▶ _WHAT YOU ARE ASKED TO DO_: Print out every line, exactly as written.

▶ _GIVEN DATA_:
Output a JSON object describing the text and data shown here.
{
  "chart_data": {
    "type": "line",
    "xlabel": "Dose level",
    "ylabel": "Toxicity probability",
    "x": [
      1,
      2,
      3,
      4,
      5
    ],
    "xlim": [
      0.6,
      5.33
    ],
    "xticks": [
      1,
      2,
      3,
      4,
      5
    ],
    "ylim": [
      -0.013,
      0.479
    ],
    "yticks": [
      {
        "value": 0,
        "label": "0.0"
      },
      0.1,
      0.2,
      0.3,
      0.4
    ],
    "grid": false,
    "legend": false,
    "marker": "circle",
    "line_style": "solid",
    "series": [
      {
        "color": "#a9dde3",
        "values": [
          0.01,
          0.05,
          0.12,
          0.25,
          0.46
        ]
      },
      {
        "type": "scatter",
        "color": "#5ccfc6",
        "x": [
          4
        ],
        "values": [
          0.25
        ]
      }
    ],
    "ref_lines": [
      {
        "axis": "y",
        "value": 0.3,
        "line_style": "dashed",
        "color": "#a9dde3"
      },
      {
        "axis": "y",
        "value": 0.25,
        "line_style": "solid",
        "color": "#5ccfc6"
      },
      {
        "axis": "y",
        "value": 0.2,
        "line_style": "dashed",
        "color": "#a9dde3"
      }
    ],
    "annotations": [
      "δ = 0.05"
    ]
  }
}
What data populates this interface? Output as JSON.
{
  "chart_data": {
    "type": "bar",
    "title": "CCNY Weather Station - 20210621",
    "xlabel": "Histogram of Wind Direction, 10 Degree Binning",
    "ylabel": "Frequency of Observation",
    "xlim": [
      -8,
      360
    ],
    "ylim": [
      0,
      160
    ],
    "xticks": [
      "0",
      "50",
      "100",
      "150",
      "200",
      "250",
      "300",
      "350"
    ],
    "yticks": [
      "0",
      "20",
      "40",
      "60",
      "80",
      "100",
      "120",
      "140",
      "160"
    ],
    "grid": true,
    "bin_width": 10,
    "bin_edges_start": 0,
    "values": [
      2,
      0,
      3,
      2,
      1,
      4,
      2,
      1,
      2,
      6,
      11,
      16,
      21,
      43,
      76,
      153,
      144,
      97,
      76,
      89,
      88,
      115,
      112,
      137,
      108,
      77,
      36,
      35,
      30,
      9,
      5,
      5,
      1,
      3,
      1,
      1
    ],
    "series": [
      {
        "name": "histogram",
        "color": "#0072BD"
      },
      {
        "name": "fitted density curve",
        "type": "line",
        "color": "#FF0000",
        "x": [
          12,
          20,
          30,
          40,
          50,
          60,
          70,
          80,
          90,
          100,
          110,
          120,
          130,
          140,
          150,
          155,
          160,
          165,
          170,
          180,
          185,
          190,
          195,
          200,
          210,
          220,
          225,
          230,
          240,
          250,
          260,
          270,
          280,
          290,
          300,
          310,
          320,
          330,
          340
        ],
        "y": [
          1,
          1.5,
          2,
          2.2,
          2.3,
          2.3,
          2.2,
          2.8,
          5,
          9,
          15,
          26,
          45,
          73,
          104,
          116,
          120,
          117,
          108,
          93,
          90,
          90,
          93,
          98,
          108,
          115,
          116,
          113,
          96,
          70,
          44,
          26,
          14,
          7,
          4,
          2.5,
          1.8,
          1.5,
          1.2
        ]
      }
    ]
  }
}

▶ _REPLY TO THE TASK_:
Output a JSON object describing the text and data shown here.
{
  "chart_data": {
    "type": "line",
    "xlabel": "Dose level",
    "ylabel": "Toxicity probability",
    "x": [
      1,
      2,
      3,
      4,
      5
    ],
    "xlim": [
      0.6,
      5.33
    ],
    "xticks": [
      1,
      2,
      3,
      4,
      5
    ],
    "ylim": [
      -0.013,
      0.479
    ],
    "yticks": [
      {
        "value": 0,
        "label": "0.0"
      },
      0.1,
      0.2,
      0.3,
      0.4
    ],
    "grid": false,
    "legend": false,
    "marker": "circle",
    "line_style": "solid",
    "series": [
      {
        "color": "#a9dde3",
        "values": [
          0.01,
          0.05,
          0.12,
          0.25,
          0.46
        ]
      },
      {
        "type": "scatter",
        "color": "#5ccfc6",
        "x": [
          4
        ],
        "values": [
          0.25
        ]
      }
    ],
    "ref_lines": [
      {
        "axis": "y",
        "value": 0.3,
        "line_style": "dashed",
        "color": "#a9dde3"
      },
      {
        "axis": "y",
        "value": 0.25,
        "line_style": "solid",
        "color": "#5ccfc6"
      },
      {
        "axis": "y",
        "value": 0.2,
        "line_style": "dashed",
        "color": "#a9dde3"
      }
    ],
    "annotations": [
      "δ = 0.05"
    ]
  }
}
What data populates this interface? Output as JSON.
{
  "chart_data": {
    "type": "bar",
    "title": "CCNY Weather Station - 20210621",
    "xlabel": "Histogram of Wind Direction, 10 Degree Binning",
    "ylabel": "Frequency of Observation",
    "xlim": [
      -8,
      360
    ],
    "ylim": [
      0,
      160
    ],
    "xticks": [
      "0",
      "50",
      "100",
      "150",
      "200",
      "250",
      "300",
      "350"
    ],
    "yticks": [
      "0",
      "20",
      "40",
      "60",
      "80",
      "100",
      "120",
      "140",
      "160"
    ],
    "grid": true,
    "bin_width": 10,
    "bin_edges_start": 0,
    "values": [
      2,
      0,
      3,
      2,
      1,
      4,
      2,
      1,
      2,
      6,
      11,
      16,
      21,
      43,
      76,
      153,
      144,
      97,
      76,
      89,
      88,
      115,
      112,
      137,
      108,
      77,
      36,
      35,
      30,
      9,
      5,
      5,
      1,
      3,
      1,
      1
    ],
    "series": [
      {
        "name": "histogram",
        "color": "#0072BD"
      },
      {
        "name": "fitted density curve",
        "type": "line",
        "color": "#FF0000",
        "x": [
          12,
          20,
          30,
          40,
          50,
          60,
          70,
          80,
          90,
          100,
          110,
          120,
          130,
          140,
          150,
          155,
          160,
          165,
          170,
          180,
          185,
          190,
          195,
          200,
          210,
          220,
          225,
          230,
          240,
          250,
          260,
          270,
          280,
          290,
          300,
          310,
          320,
          330,
          340
        ],
        "y": [
          1,
          1.5,
          2,
          2.2,
          2.3,
          2.3,
          2.2,
          2.8,
          5,
          9,
          15,
          26,
          45,
          73,
          104,
          116,
          120,
          117,
          108,
          93,
          90,
          90,
          93,
          98,
          108,
          115,
          116,
          113,
          96,
          70,
          44,
          26,
          14,
          7,
          4,
          2.5,
          1.8,
          1.5,
          1.2
        ]
      }
    ]
  }
}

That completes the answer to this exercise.